▶ **REQUEST**
Repeat every record below exactly, omitting any pictures.

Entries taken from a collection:
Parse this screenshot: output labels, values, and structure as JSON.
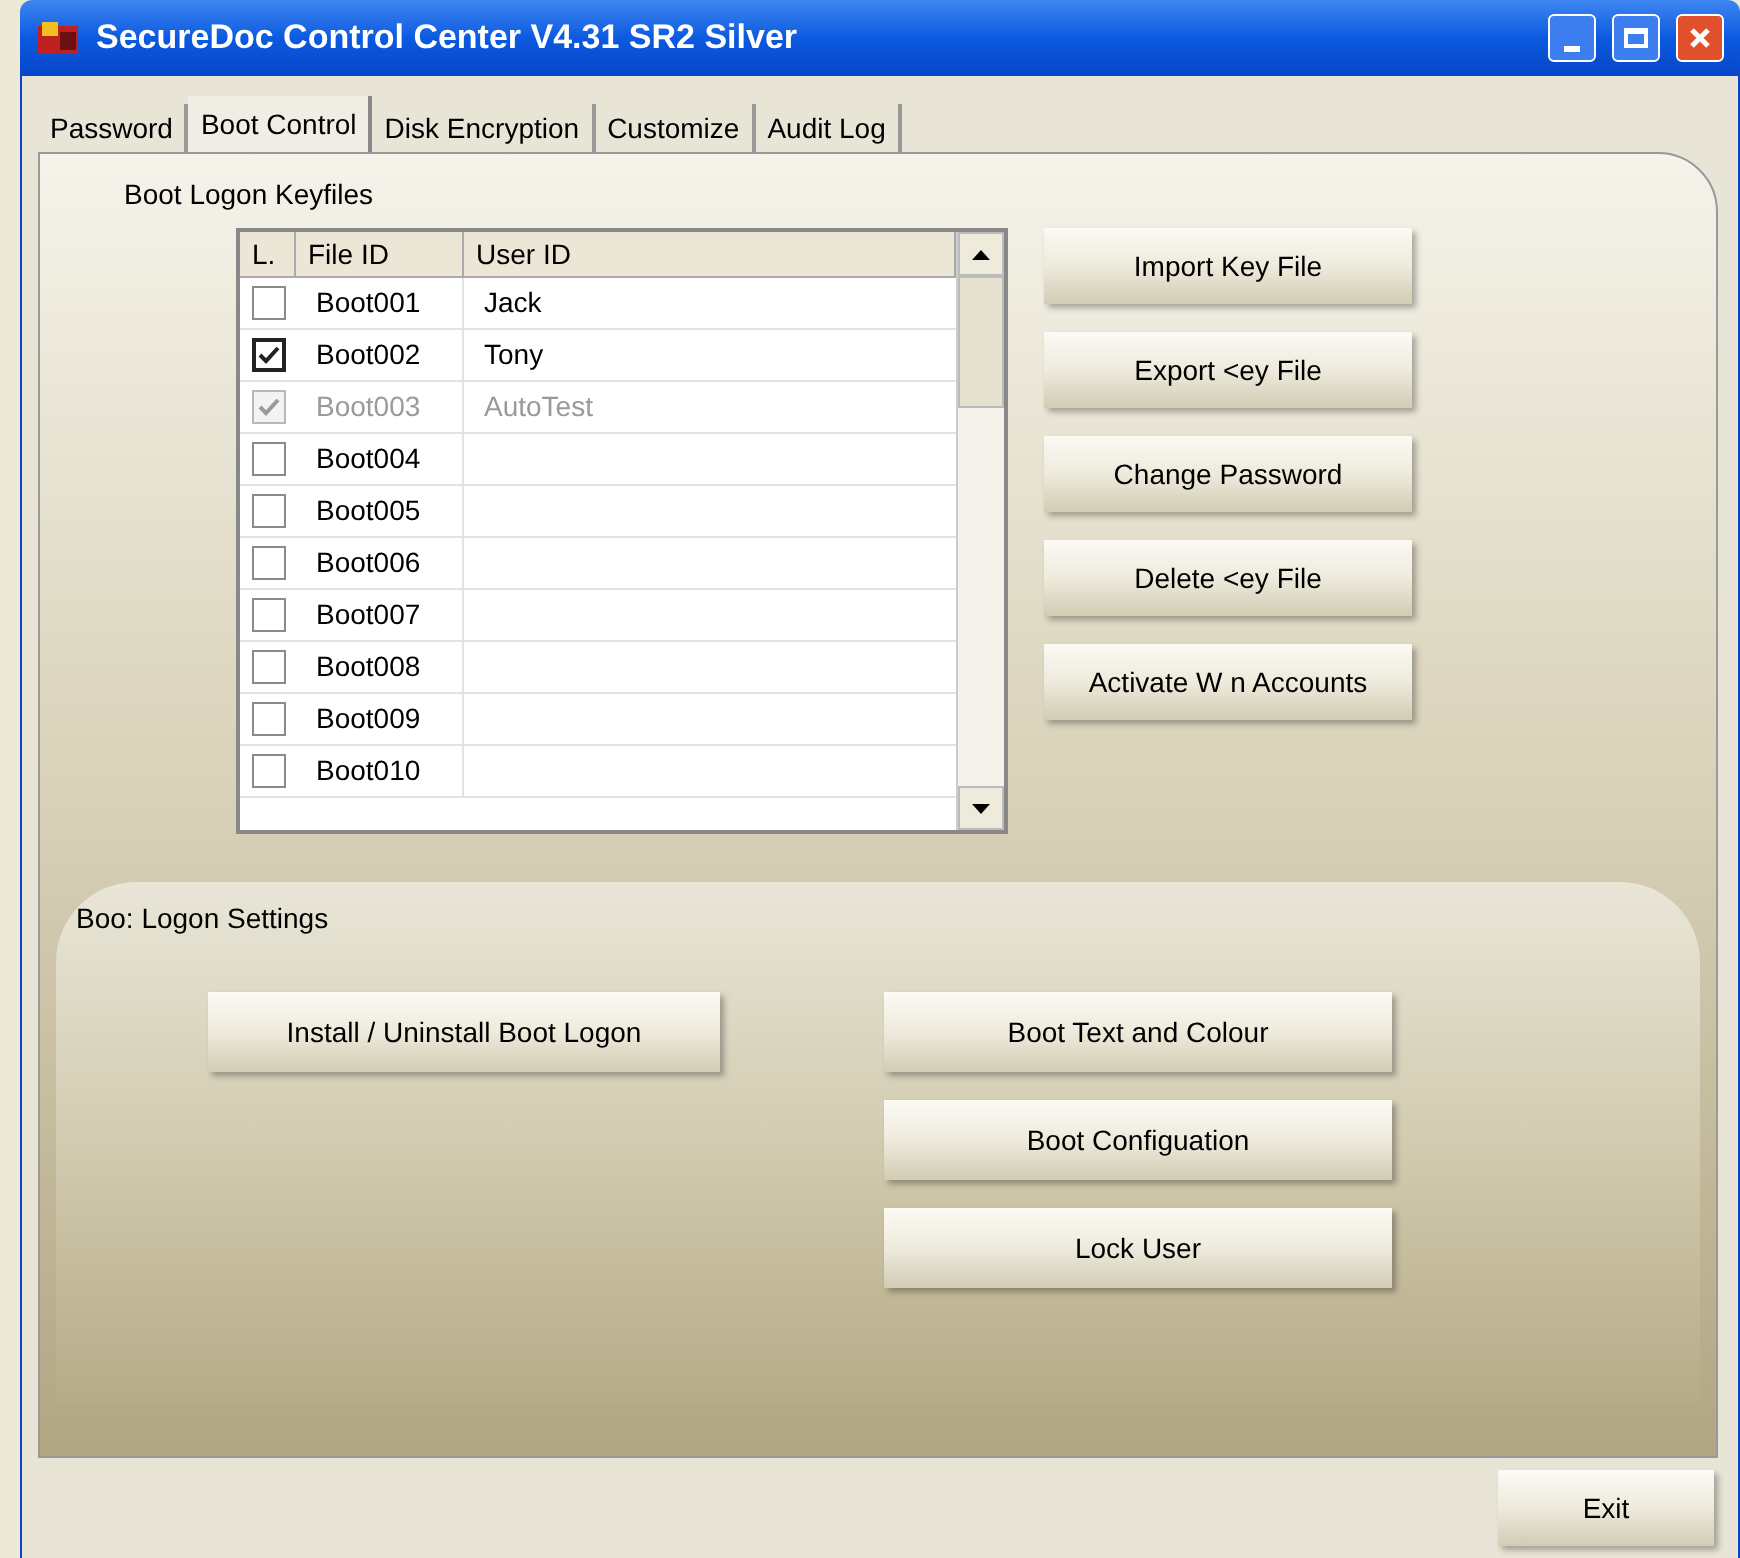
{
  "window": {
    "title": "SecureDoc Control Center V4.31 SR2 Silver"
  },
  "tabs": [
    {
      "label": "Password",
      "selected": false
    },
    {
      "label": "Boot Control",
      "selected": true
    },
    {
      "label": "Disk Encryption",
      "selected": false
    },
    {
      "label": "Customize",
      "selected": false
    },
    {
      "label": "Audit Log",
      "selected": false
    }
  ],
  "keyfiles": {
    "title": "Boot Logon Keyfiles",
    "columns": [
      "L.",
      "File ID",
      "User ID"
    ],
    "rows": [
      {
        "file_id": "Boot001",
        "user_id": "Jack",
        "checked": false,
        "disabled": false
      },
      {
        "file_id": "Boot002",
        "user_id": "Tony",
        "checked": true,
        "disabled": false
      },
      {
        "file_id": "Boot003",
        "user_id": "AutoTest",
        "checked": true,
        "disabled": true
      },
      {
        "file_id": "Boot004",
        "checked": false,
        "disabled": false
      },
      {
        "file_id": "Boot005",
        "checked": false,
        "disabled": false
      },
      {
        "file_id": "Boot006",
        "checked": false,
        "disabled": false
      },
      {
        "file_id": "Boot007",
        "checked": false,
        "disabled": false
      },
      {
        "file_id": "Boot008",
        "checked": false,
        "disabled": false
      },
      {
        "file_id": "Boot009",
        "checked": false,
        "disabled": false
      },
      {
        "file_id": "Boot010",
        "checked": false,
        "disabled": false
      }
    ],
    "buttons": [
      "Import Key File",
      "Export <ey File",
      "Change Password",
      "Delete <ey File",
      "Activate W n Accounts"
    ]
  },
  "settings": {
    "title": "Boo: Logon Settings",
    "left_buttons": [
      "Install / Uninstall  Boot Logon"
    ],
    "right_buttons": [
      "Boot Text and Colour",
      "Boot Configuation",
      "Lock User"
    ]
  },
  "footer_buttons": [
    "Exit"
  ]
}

▶ **EXERCISE OUTPUT**
Parse this screenshot: output labels, values, and structure as JSON.
{
  "window": {
    "title": "SecureDoc Control Center V4.31 SR2 Silver"
  },
  "tabs": [
    {
      "label": "Password",
      "selected": false
    },
    {
      "label": "Boot Control",
      "selected": true
    },
    {
      "label": "Disk Encryption",
      "selected": false
    },
    {
      "label": "Customize",
      "selected": false
    },
    {
      "label": "Audit Log",
      "selected": false
    }
  ],
  "keyfiles": {
    "title": "Boot Logon Keyfiles",
    "columns": [
      "L.",
      "File ID",
      "User ID"
    ],
    "rows": [
      {
        "file_id": "Boot001",
        "user_id": "Jack",
        "checked": false,
        "disabled": false
      },
      {
        "file_id": "Boot002",
        "user_id": "Tony",
        "checked": true,
        "disabled": false
      },
      {
        "file_id": "Boot003",
        "user_id": "AutoTest",
        "checked": true,
        "disabled": true
      },
      {
        "file_id": "Boot004",
        "checked": false,
        "disabled": false
      },
      {
        "file_id": "Boot005",
        "checked": false,
        "disabled": false
      },
      {
        "file_id": "Boot006",
        "checked": false,
        "disabled": false
      },
      {
        "file_id": "Boot007",
        "checked": false,
        "disabled": false
      },
      {
        "file_id": "Boot008",
        "checked": false,
        "disabled": false
      },
      {
        "file_id": "Boot009",
        "checked": false,
        "disabled": false
      },
      {
        "file_id": "Boot010",
        "checked": false,
        "disabled": false
      }
    ],
    "buttons": [
      "Import Key File",
      "Export <ey File",
      "Change Password",
      "Delete <ey File",
      "Activate W n Accounts"
    ]
  },
  "settings": {
    "title": "Boo: Logon Settings",
    "left_buttons": [
      "Install / Uninstall  Boot Logon"
    ],
    "right_buttons": [
      "Boot Text and Colour",
      "Boot Configuation",
      "Lock User"
    ]
  },
  "footer_buttons": [
    "Exit"
  ]
}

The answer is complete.